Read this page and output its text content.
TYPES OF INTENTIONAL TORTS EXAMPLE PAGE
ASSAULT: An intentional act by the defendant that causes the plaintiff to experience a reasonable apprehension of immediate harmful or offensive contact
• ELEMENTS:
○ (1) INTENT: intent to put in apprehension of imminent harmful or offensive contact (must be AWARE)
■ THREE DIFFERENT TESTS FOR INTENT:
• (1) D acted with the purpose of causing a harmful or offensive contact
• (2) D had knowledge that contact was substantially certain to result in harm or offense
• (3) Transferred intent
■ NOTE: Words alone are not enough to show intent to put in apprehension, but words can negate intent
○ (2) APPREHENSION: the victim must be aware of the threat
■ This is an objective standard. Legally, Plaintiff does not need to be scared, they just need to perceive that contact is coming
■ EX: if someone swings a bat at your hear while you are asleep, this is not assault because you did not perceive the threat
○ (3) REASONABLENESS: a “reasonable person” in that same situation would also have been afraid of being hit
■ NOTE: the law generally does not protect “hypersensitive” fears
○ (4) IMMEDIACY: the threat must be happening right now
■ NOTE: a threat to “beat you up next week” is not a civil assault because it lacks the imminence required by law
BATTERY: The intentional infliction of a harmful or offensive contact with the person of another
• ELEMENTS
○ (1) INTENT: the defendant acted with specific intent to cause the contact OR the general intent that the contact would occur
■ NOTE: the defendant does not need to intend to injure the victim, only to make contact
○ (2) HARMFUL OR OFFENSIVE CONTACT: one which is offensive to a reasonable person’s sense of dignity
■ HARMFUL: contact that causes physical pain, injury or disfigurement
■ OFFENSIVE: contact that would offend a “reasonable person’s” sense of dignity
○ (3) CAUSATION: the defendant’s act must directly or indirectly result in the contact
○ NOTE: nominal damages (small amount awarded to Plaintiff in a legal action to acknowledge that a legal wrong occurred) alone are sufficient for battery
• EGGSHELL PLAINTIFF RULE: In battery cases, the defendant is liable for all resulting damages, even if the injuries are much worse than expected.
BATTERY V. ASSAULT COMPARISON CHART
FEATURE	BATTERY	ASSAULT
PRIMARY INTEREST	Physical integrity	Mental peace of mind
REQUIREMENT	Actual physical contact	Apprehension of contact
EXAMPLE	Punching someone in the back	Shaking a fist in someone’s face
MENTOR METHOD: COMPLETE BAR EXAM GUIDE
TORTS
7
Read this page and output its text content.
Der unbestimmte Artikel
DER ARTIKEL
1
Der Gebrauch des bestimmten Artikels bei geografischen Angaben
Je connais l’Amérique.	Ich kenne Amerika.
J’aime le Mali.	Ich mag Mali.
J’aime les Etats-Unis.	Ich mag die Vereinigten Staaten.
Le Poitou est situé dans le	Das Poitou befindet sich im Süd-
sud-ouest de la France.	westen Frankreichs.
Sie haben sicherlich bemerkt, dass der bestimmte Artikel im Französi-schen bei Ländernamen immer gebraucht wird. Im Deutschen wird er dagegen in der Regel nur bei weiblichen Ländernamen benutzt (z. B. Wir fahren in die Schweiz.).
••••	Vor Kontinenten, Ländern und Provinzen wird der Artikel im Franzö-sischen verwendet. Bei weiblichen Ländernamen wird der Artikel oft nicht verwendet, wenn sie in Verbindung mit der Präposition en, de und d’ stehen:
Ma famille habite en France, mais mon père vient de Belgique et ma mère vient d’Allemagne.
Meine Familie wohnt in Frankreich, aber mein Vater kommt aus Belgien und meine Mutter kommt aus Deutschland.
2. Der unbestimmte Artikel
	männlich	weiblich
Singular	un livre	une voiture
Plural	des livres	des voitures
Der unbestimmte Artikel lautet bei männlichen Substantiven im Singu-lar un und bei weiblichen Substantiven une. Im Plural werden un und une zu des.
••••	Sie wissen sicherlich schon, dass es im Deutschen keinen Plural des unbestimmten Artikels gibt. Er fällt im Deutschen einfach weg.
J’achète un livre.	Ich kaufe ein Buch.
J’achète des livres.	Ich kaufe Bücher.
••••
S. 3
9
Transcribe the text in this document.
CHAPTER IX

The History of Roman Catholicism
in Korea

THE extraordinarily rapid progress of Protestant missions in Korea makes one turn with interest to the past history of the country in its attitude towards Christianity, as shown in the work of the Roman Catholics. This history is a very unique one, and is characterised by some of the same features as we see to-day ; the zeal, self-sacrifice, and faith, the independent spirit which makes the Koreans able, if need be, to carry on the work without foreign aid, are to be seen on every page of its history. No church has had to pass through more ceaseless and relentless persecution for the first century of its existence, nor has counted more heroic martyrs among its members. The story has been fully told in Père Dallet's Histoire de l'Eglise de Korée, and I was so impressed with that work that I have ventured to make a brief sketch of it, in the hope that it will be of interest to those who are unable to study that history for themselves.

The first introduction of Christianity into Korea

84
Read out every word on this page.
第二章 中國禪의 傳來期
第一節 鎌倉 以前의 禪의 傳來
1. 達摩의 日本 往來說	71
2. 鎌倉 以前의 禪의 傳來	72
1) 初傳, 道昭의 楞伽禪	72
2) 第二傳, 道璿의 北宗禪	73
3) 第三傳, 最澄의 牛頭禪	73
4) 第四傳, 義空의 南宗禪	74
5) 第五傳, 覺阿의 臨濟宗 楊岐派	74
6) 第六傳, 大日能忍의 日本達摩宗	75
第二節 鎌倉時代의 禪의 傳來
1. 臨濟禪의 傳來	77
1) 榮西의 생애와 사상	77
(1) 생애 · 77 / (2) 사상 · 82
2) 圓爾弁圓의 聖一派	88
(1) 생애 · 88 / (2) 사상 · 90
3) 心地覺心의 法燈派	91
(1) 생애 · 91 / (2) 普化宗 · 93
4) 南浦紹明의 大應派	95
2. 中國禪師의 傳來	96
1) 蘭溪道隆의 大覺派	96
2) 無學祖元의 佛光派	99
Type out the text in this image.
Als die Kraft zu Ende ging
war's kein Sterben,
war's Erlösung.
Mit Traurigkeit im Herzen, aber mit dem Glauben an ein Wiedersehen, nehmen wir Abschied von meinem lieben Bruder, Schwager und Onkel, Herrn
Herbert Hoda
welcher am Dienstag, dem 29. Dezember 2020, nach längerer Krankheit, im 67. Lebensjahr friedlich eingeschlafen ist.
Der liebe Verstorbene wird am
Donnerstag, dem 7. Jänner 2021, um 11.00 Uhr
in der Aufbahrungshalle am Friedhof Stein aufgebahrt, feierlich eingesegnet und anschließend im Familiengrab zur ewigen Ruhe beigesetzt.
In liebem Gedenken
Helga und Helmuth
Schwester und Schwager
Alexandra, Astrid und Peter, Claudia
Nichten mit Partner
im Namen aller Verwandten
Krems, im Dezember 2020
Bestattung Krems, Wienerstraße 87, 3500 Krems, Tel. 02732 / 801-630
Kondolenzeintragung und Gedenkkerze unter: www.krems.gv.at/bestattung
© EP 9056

○ ○ ○ ○ ○ ○ ○

▸ CHALLENGE
State how many lines hold the word "does". The number is the whole answer.

▸ CORRECT ANSWER
3